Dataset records
···

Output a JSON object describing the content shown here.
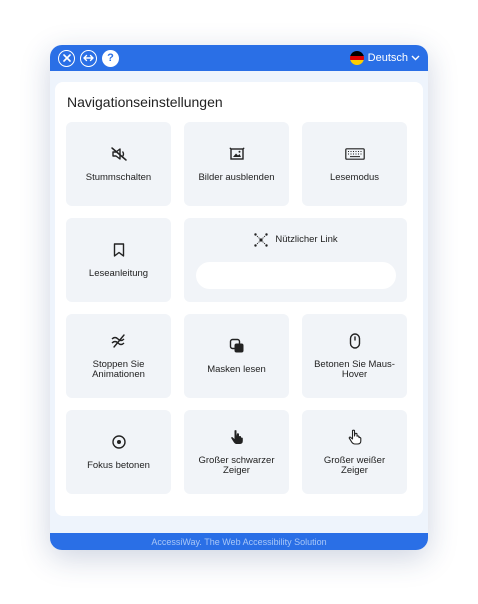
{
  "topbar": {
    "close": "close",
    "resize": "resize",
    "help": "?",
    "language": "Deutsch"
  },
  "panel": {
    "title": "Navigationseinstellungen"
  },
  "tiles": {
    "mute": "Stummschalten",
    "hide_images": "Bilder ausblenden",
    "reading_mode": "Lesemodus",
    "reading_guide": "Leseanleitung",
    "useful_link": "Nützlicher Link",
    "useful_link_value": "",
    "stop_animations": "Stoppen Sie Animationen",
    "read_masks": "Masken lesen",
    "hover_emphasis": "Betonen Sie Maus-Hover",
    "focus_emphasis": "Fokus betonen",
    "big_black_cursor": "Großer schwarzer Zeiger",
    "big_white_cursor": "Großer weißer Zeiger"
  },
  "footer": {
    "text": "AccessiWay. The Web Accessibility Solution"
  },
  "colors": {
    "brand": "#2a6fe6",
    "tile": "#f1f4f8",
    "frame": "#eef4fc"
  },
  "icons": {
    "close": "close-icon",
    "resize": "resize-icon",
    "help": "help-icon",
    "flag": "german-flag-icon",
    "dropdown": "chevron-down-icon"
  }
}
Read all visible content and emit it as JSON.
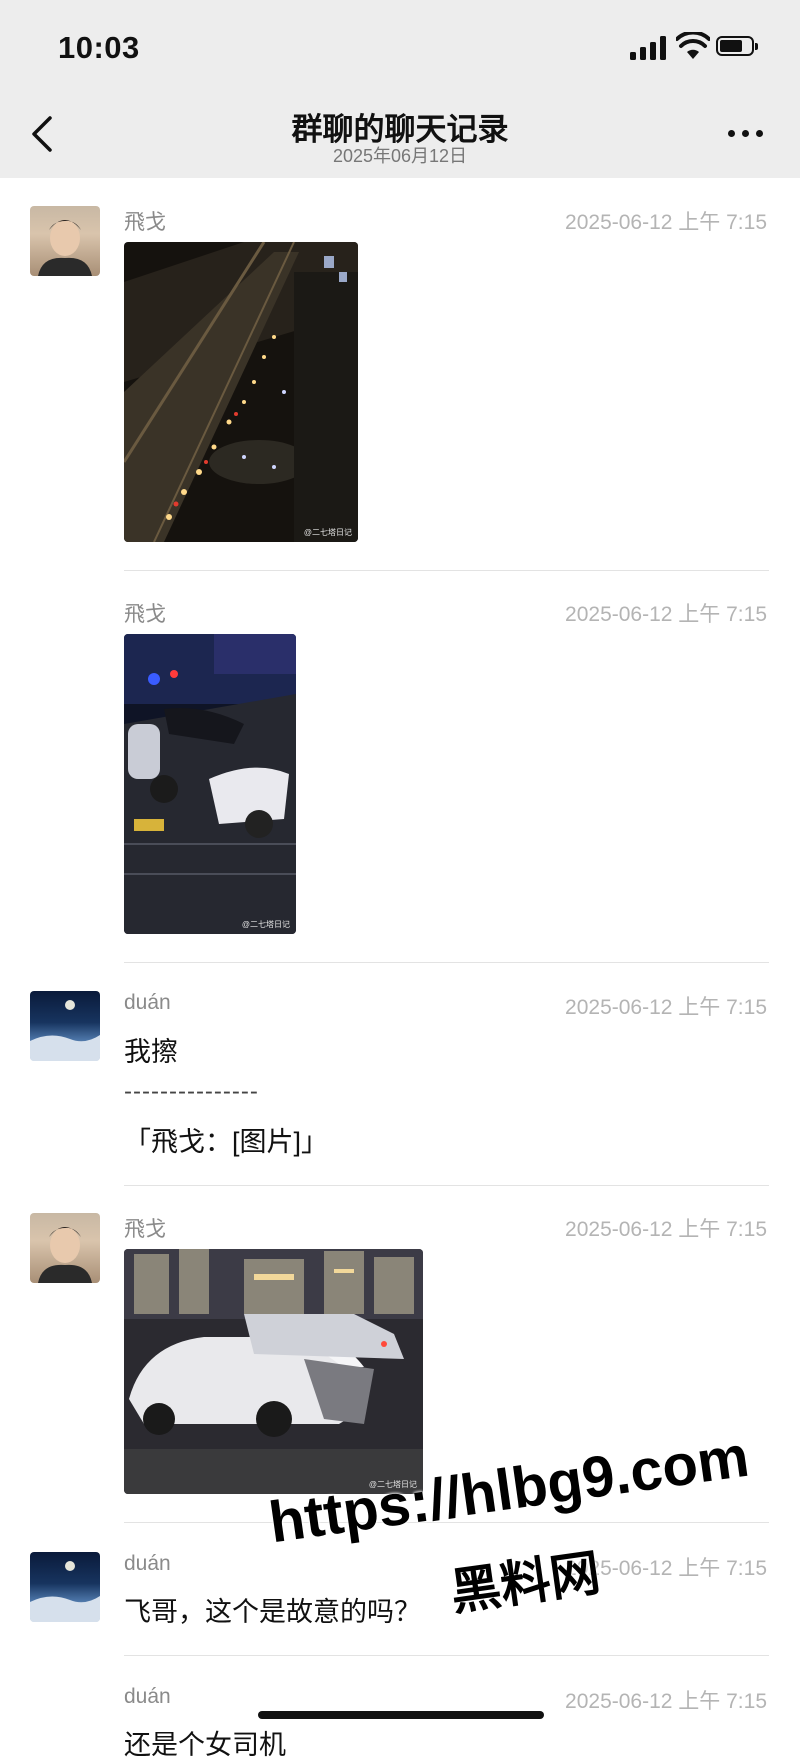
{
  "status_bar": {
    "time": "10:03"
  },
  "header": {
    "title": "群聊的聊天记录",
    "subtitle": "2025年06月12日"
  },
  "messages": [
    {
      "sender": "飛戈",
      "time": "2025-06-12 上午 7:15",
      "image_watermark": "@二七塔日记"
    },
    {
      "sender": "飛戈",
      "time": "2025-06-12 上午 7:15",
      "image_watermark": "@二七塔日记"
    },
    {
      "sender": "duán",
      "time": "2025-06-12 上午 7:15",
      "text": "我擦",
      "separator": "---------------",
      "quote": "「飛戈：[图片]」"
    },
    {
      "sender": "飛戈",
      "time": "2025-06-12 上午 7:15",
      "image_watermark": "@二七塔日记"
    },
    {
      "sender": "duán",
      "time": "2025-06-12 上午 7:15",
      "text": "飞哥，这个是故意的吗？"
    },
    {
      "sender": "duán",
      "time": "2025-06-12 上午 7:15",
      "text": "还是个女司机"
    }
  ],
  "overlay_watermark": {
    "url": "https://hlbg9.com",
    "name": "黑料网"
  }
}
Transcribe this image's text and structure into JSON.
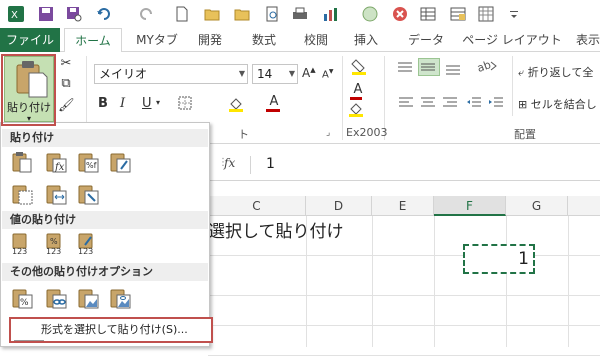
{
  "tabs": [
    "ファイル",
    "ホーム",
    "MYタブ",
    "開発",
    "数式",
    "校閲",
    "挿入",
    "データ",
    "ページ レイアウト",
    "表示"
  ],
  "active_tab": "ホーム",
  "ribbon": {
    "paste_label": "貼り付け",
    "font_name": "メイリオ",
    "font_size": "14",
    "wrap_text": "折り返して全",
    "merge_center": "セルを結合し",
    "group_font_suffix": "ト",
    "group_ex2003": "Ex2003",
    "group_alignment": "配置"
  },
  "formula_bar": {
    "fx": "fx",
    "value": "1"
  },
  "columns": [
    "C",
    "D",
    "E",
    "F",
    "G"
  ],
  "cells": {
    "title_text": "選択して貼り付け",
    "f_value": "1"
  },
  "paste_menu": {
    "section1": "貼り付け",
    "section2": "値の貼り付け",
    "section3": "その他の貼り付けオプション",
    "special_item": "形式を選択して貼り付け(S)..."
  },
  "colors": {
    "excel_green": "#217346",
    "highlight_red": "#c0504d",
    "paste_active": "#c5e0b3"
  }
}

···

* _What you should do_: Repeat each entry above word for word, leaving every picture out.

* _Reply_:
Output a JSON object describing the content shown here.
{
  "topbar": {
    "close": "close",
    "resize": "resize",
    "help": "?",
    "language": "Deutsch"
  },
  "panel": {
    "title": "Navigationseinstellungen"
  },
  "tiles": {
    "mute": "Stummschalten",
    "hide_images": "Bilder ausblenden",
    "reading_mode": "Lesemodus",
    "reading_guide": "Leseanleitung",
    "useful_link": "Nützlicher Link",
    "useful_link_value": "",
    "stop_animations": "Stoppen Sie Animationen",
    "read_masks": "Masken lesen",
    "hover_emphasis": "Betonen Sie Maus-Hover",
    "focus_emphasis": "Fokus betonen",
    "big_black_cursor": "Großer schwarzer Zeiger",
    "big_white_cursor": "Großer weißer Zeiger"
  },
  "footer": {
    "text": "AccessiWay. The Web Accessibility Solution"
  },
  "colors": {
    "brand": "#2a6fe6",
    "tile": "#f1f4f8",
    "frame": "#eef4fc"
  },
  "icons": {
    "close": "close-icon",
    "resize": "resize-icon",
    "help": "help-icon",
    "flag": "german-flag-icon",
    "dropdown": "chevron-down-icon"
  }
}
Read all visible content and emit it as JSON.
{
  "status_bar": {
    "time": "10:03"
  },
  "header": {
    "title": "群聊的聊天记录",
    "subtitle": "2025年06月12日"
  },
  "messages": [
    {
      "sender": "飛戈",
      "time": "2025-06-12 上午 7:15",
      "image_watermark": "@二七塔日记"
    },
    {
      "sender": "飛戈",
      "time": "2025-06-12 上午 7:15",
      "image_watermark": "@二七塔日记"
    },
    {
      "sender": "duán",
      "time": "2025-06-12 上午 7:15",
      "text": "我擦",
      "separator": "---------------",
      "quote": "「飛戈：[图片]」"
    },
    {
      "sender": "飛戈",
      "time": "2025-06-12 上午 7:15",
      "image_watermark": "@二七塔日记"
    },
    {
      "sender": "duán",
      "time": "2025-06-12 上午 7:15",
      "text": "飞哥，这个是故意的吗？"
    },
    {
      "sender": "duán",
      "time": "2025-06-12 上午 7:15",
      "text": "还是个女司机"
    }
  ],
  "overlay_watermark": {
    "url": "https://hlbg9.com",
    "name": "黑料网"
  }
}
Transcribe this image's text and structure into JSON.
{
  "tabs": [
    "ファイル",
    "ホーム",
    "MYタブ",
    "開発",
    "数式",
    "校閲",
    "挿入",
    "データ",
    "ページ レイアウト",
    "表示"
  ],
  "active_tab": "ホーム",
  "ribbon": {
    "paste_label": "貼り付け",
    "font_name": "メイリオ",
    "font_size": "14",
    "wrap_text": "折り返して全",
    "merge_center": "セルを結合し",
    "group_font_suffix": "ト",
    "group_ex2003": "Ex2003",
    "group_alignment": "配置"
  },
  "formula_bar": {
    "fx": "fx",
    "value": "1"
  },
  "columns": [
    "C",
    "D",
    "E",
    "F",
    "G"
  ],
  "cells": {
    "title_text": "選択して貼り付け",
    "f_value": "1"
  },
  "paste_menu": {
    "section1": "貼り付け",
    "section2": "値の貼り付け",
    "section3": "その他の貼り付けオプション",
    "special_item": "形式を選択して貼り付け(S)..."
  },
  "colors": {
    "excel_green": "#217346",
    "highlight_red": "#c0504d",
    "paste_active": "#c5e0b3"
  }
}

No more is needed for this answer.